Written problem - Take the line containing "Type out the text in this image." through the last line of the data and retype those lines exactly. Pictures do not belong in the copy.

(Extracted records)
++++
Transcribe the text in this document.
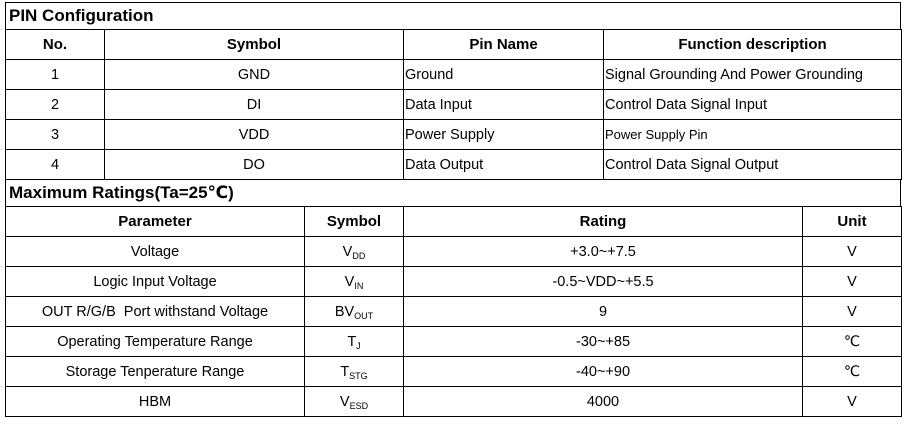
PIN Configuration
No.	Symbol	Pin Name	Function description
1	GND	Ground	Signal Grounding And Power Grounding
2	DI	Data Input	Control Data Signal Input
3	VDD	Power Supply	Power Supply Pin
4	DO	Data Output	Control Data Signal Output
Maximum Ratings(Ta=25℃)
Parameter	Symbol	Rating	Unit
Voltage	$V_{DD}$	+3.0~+7.5	V
Logic Input Voltage	$V_{IN}$	-0.5~VDD~+5.5	V
OUT R/G/B  Port withstand Voltage	$BV_{OUT}$	9	V
Operating Temperature Range	$T_J$	-30~+85	℃
Storage Tenperature Range	$T_{STG}$	-40~+90	℃
HBM	$V_{ESD}$	4000	V
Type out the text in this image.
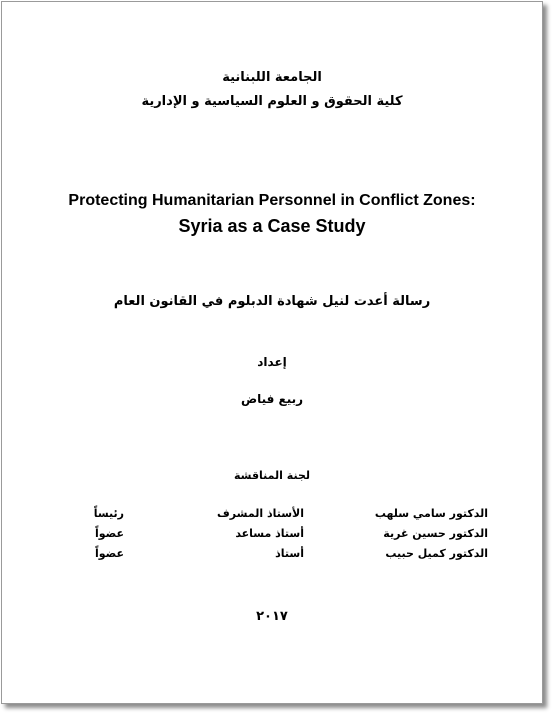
الجامعة اللبنانية
كلية الحقوق و العلوم السياسية و الإدارية
Protecting Humanitarian Personnel in Conflict Zones:
Syria as a Case Study
رسالة أعدت لنيل شهادة الدبلوم في القانون العام
إعداد
ربيع فياض
لجنة المناقشة
الدكتور سامي سلهب
الأستاذ المشرف
رئيساً
الدكتور حسين غرية
أستاذ مساعد
عضواً
الدكتور كميل حبيب
أستاذ
عضواً
٢٠١٧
++++
In response -
Type out the text in this image.
الجامعة اللبنانية
كلية الحقوق و العلوم السياسية و الإدارية
Protecting Humanitarian Personnel in Conflict Zones:
Syria as a Case Study
رسالة أعدت لنيل شهادة الدبلوم في القانون العام
إعداد
ربيع فياض
لجنة المناقشة
الدكتور سامي سلهب
الأستاذ المشرف
رئيساً
الدكتور حسين غرية
أستاذ مساعد
عضواً
الدكتور كميل حبيب
أستاذ
عضواً
٢٠١٧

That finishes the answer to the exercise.